(AIM OF THE EXERCISE): Would you output the whole listing below, exactly as it reads?
##############################
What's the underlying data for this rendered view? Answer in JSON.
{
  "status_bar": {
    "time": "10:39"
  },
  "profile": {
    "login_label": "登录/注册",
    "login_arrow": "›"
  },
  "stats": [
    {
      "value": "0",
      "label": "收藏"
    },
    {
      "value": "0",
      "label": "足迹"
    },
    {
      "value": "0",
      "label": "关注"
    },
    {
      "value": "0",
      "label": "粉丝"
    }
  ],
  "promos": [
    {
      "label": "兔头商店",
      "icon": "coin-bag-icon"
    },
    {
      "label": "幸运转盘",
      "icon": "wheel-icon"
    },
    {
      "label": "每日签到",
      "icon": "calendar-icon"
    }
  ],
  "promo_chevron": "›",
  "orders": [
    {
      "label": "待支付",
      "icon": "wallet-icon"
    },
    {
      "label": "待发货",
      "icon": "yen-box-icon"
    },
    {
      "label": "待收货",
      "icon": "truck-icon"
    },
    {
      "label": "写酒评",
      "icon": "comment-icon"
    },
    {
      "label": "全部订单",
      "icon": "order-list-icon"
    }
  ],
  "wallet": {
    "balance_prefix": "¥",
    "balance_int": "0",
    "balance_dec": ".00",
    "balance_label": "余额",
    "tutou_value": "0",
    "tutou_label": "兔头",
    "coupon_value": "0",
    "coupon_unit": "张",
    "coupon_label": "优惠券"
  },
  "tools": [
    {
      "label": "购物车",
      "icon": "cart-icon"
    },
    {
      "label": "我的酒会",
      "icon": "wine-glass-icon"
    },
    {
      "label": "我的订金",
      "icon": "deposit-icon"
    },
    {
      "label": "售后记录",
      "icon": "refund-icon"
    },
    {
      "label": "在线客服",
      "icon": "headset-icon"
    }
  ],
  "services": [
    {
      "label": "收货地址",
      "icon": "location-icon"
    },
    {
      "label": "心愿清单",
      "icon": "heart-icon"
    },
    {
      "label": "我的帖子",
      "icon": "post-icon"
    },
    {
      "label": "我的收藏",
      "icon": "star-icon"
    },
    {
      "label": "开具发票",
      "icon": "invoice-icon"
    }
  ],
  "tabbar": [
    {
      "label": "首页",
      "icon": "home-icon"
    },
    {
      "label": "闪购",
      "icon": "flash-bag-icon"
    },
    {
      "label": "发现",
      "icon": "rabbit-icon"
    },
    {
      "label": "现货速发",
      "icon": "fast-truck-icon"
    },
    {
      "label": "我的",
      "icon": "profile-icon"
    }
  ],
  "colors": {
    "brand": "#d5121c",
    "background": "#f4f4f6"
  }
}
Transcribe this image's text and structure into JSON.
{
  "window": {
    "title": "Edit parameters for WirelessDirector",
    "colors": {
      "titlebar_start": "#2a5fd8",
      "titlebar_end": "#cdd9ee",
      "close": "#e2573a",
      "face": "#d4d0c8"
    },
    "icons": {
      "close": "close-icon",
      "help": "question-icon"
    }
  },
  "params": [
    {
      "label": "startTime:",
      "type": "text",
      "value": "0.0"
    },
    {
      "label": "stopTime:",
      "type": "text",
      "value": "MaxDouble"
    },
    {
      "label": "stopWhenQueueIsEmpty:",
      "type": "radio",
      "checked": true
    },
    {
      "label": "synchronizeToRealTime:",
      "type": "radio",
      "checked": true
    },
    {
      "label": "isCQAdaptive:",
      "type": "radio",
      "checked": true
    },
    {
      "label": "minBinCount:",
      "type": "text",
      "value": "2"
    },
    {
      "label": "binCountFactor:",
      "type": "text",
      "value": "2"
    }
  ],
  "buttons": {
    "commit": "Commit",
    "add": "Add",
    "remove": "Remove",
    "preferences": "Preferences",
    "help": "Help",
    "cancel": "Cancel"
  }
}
##############################
(RESPONSE TO THIS EXERCISE):
What's the underlying data for this rendered view? Answer in JSON.
{
  "status_bar": {
    "time": "10:39"
  },
  "profile": {
    "login_label": "登录/注册",
    "login_arrow": "›"
  },
  "stats": [
    {
      "value": "0",
      "label": "收藏"
    },
    {
      "value": "0",
      "label": "足迹"
    },
    {
      "value": "0",
      "label": "关注"
    },
    {
      "value": "0",
      "label": "粉丝"
    }
  ],
  "promos": [
    {
      "label": "兔头商店",
      "icon": "coin-bag-icon"
    },
    {
      "label": "幸运转盘",
      "icon": "wheel-icon"
    },
    {
      "label": "每日签到",
      "icon": "calendar-icon"
    }
  ],
  "promo_chevron": "›",
  "orders": [
    {
      "label": "待支付",
      "icon": "wallet-icon"
    },
    {
      "label": "待发货",
      "icon": "yen-box-icon"
    },
    {
      "label": "待收货",
      "icon": "truck-icon"
    },
    {
      "label": "写酒评",
      "icon": "comment-icon"
    },
    {
      "label": "全部订单",
      "icon": "order-list-icon"
    }
  ],
  "wallet": {
    "balance_prefix": "¥",
    "balance_int": "0",
    "balance_dec": ".00",
    "balance_label": "余额",
    "tutou_value": "0",
    "tutou_label": "兔头",
    "coupon_value": "0",
    "coupon_unit": "张",
    "coupon_label": "优惠券"
  },
  "tools": [
    {
      "label": "购物车",
      "icon": "cart-icon"
    },
    {
      "label": "我的酒会",
      "icon": "wine-glass-icon"
    },
    {
      "label": "我的订金",
      "icon": "deposit-icon"
    },
    {
      "label": "售后记录",
      "icon": "refund-icon"
    },
    {
      "label": "在线客服",
      "icon": "headset-icon"
    }
  ],
  "services": [
    {
      "label": "收货地址",
      "icon": "location-icon"
    },
    {
      "label": "心愿清单",
      "icon": "heart-icon"
    },
    {
      "label": "我的帖子",
      "icon": "post-icon"
    },
    {
      "label": "我的收藏",
      "icon": "star-icon"
    },
    {
      "label": "开具发票",
      "icon": "invoice-icon"
    }
  ],
  "tabbar": [
    {
      "label": "首页",
      "icon": "home-icon"
    },
    {
      "label": "闪购",
      "icon": "flash-bag-icon"
    },
    {
      "label": "发现",
      "icon": "rabbit-icon"
    },
    {
      "label": "现货速发",
      "icon": "fast-truck-icon"
    },
    {
      "label": "我的",
      "icon": "profile-icon"
    }
  ],
  "colors": {
    "brand": "#d5121c",
    "background": "#f4f4f6"
  }
}
Transcribe this image's text and structure into JSON.
{
  "window": {
    "title": "Edit parameters for WirelessDirector",
    "colors": {
      "titlebar_start": "#2a5fd8",
      "titlebar_end": "#cdd9ee",
      "close": "#e2573a",
      "face": "#d4d0c8"
    },
    "icons": {
      "close": "close-icon",
      "help": "question-icon"
    }
  },
  "params": [
    {
      "label": "startTime:",
      "type": "text",
      "value": "0.0"
    },
    {
      "label": "stopTime:",
      "type": "text",
      "value": "MaxDouble"
    },
    {
      "label": "stopWhenQueueIsEmpty:",
      "type": "radio",
      "checked": true
    },
    {
      "label": "synchronizeToRealTime:",
      "type": "radio",
      "checked": true
    },
    {
      "label": "isCQAdaptive:",
      "type": "radio",
      "checked": true
    },
    {
      "label": "minBinCount:",
      "type": "text",
      "value": "2"
    },
    {
      "label": "binCountFactor:",
      "type": "text",
      "value": "2"
    }
  ],
  "buttons": {
    "commit": "Commit",
    "add": "Add",
    "remove": "Remove",
    "preferences": "Preferences",
    "help": "Help",
    "cancel": "Cancel"
  }
}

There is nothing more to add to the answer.